Dataset entries
● ● ● ●
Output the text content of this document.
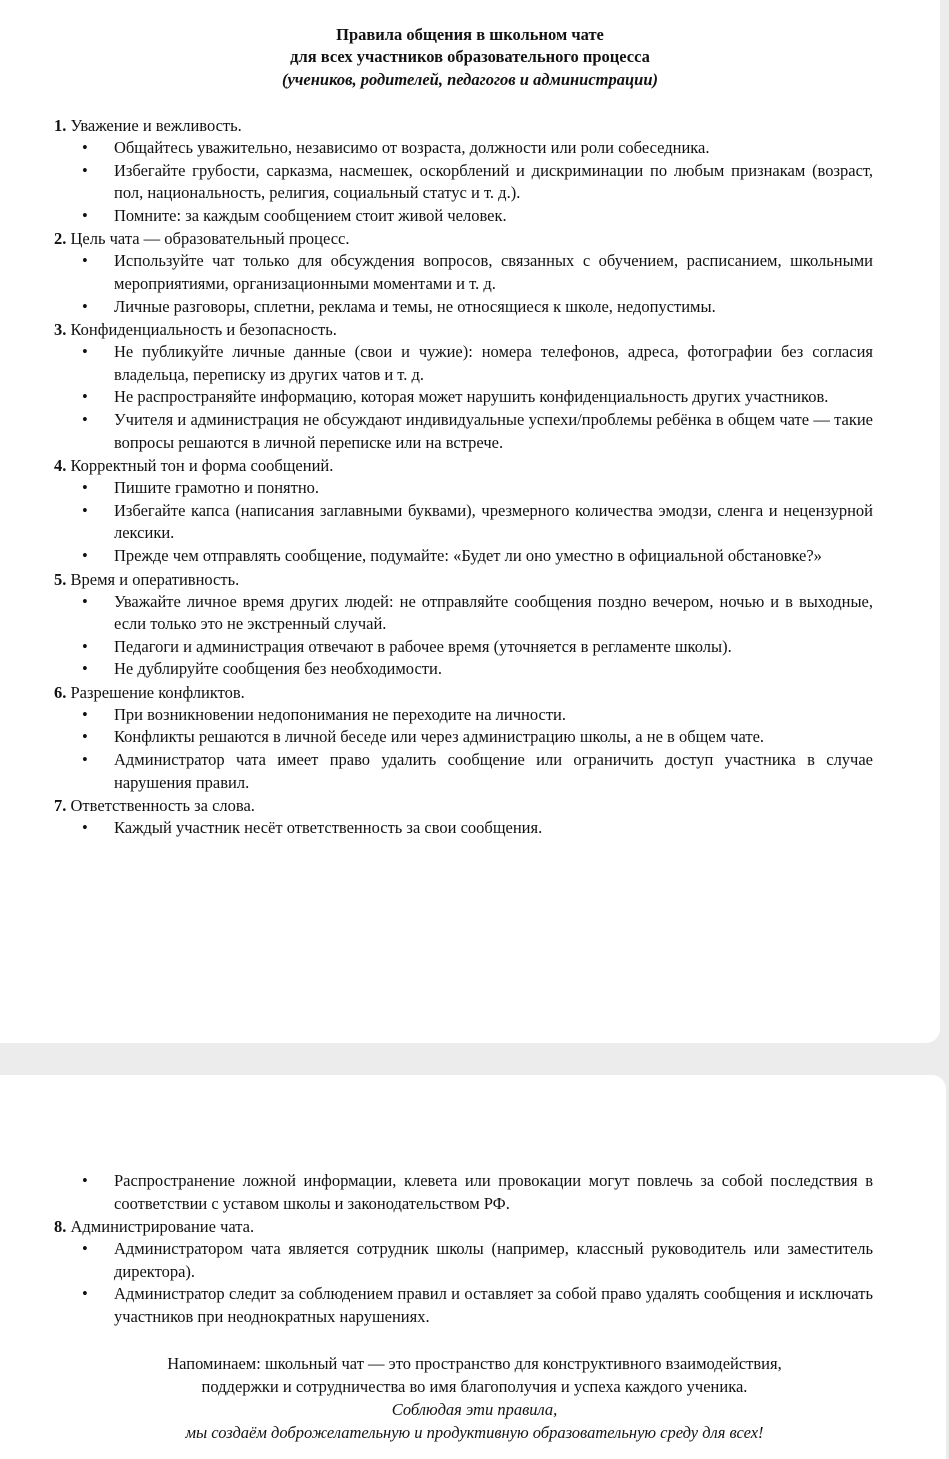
Правила общения в школьном чате
для всех участников образовательного процесса
(учеников, родителей, педагогов и администрации)
1. Уважение и вежливость.
• Общайтесь уважительно, независимо от возраста, должности или роли собеседника.
• Избегайте грубости, сарказма, насмешек, оскорблений и дискриминации по любым признакам (возраст, пол, национальность, религия, социальный статус и т. д.).
• Помните: за каждым сообщением стоит живой человек.
2. Цель чата — образовательный процесс.
• Используйте чат только для обсуждения вопросов, связанных с обучением, расписанием, школьными мероприятиями, организационными моментами и т. д.
• Личные разговоры, сплетни, реклама и темы, не относящиеся к школе, недопустимы.
3. Конфиденциальность и безопасность.
• Не публикуйте личные данные (свои и чужие): номера телефонов, адреса, фотографии без согласия владельца, переписку из других чатов и т. д.
• Не распространяйте информацию, которая может нарушить конфиденциальность других участников.
• Учителя и администрация не обсуждают индивидуальные успехи/проблемы ребёнка в общем чате — такие вопросы решаются в личной переписке или на встрече.
4. Корректный тон и форма сообщений.
• Пишите грамотно и понятно.
• Избегайте капса (написания заглавными буквами), чрезмерного количества эмодзи, сленга и нецензурной лексики.
• Прежде чем отправлять сообщение, подумайте: «Будет ли оно уместно в официальной обстановке?»
5. Время и оперативность.
• Уважайте личное время других людей: не отправляйте сообщения поздно вечером, ночью и в выходные, если только это не экстренный случай.
• Педагоги и администрация отвечают в рабочее время (уточняется в регламенте школы).
• Не дублируйте сообщения без необходимости.
6. Разрешение конфликтов.
• При возникновении недопонимания не переходите на личности.
• Конфликты решаются в личной беседе или через администрацию школы, а не в общем чате.
• Администратор чата имеет право удалить сообщение или ограничить доступ участника в случае нарушения правил.
7. Ответственность за слова.
• Каждый участник несёт ответственность за свои сообщения.
• Распространение ложной информации, клевета или провокации могут повлечь за собой последствия в соответствии с уставом школы и законодательством РФ.
8. Администрирование чата.
• Администратором чата является сотрудник школы (например, классный руководитель или заместитель директора).
• Администратор следит за соблюдением правил и оставляет за собой право удалять сообщения и исключать участников при неоднократных нарушениях.
Напоминаем: школьный чат — это пространство для конструктивного взаимодействия,
поддержки и сотрудничества во имя благополучия и успеха каждого ученика.
Соблюдая эти правила,
мы создаём доброжелательную и продуктивную образовательную среду для всех!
● ● ● ●
Written instruction: Transcribe the entries above verbatim, omitting their pictures.

Response below:
Output the text content of this document.
Правила общения в школьном чате
для всех участников образовательного процесса
(учеников, родителей, педагогов и администрации)
1. Уважение и вежливость.
• Общайтесь уважительно, независимо от возраста, должности или роли собеседника.
• Избегайте грубости, сарказма, насмешек, оскорблений и дискриминации по любым признакам (возраст, пол, национальность, религия, социальный статус и т. д.).
• Помните: за каждым сообщением стоит живой человек.
2. Цель чата — образовательный процесс.
• Используйте чат только для обсуждения вопросов, связанных с обучением, расписанием, школьными мероприятиями, организационными моментами и т. д.
• Личные разговоры, сплетни, реклама и темы, не относящиеся к школе, недопустимы.
3. Конфиденциальность и безопасность.
• Не публикуйте личные данные (свои и чужие): номера телефонов, адреса, фотографии без согласия владельца, переписку из других чатов и т. д.
• Не распространяйте информацию, которая может нарушить конфиденциальность других участников.
• Учителя и администрация не обсуждают индивидуальные успехи/проблемы ребёнка в общем чате — такие вопросы решаются в личной переписке или на встрече.
4. Корректный тон и форма сообщений.
• Пишите грамотно и понятно.
• Избегайте капса (написания заглавными буквами), чрезмерного количества эмодзи, сленга и нецензурной лексики.
• Прежде чем отправлять сообщение, подумайте: «Будет ли оно уместно в официальной обстановке?»
5. Время и оперативность.
• Уважайте личное время других людей: не отправляйте сообщения поздно вечером, ночью и в выходные, если только это не экстренный случай.
• Педагоги и администрация отвечают в рабочее время (уточняется в регламенте школы).
• Не дублируйте сообщения без необходимости.
6. Разрешение конфликтов.
• При возникновении недопонимания не переходите на личности.
• Конфликты решаются в личной беседе или через администрацию школы, а не в общем чате.
• Администратор чата имеет право удалить сообщение или ограничить доступ участника в случае нарушения правил.
7. Ответственность за слова.
• Каждый участник несёт ответственность за свои сообщения.
• Распространение ложной информации, клевета или провокации могут повлечь за собой последствия в соответствии с уставом школы и законодательством РФ.
8. Администрирование чата.
• Администратором чата является сотрудник школы (например, классный руководитель или заместитель директора).
• Администратор следит за соблюдением правил и оставляет за собой право удалять сообщения и исключать участников при неоднократных нарушениях.
Напоминаем: школьный чат — это пространство для конструктивного взаимодействия,
поддержки и сотрудничества во имя благополучия и успеха каждого ученика.
Соблюдая эти правила,
мы создаём доброжелательную и продуктивную образовательную среду для всех!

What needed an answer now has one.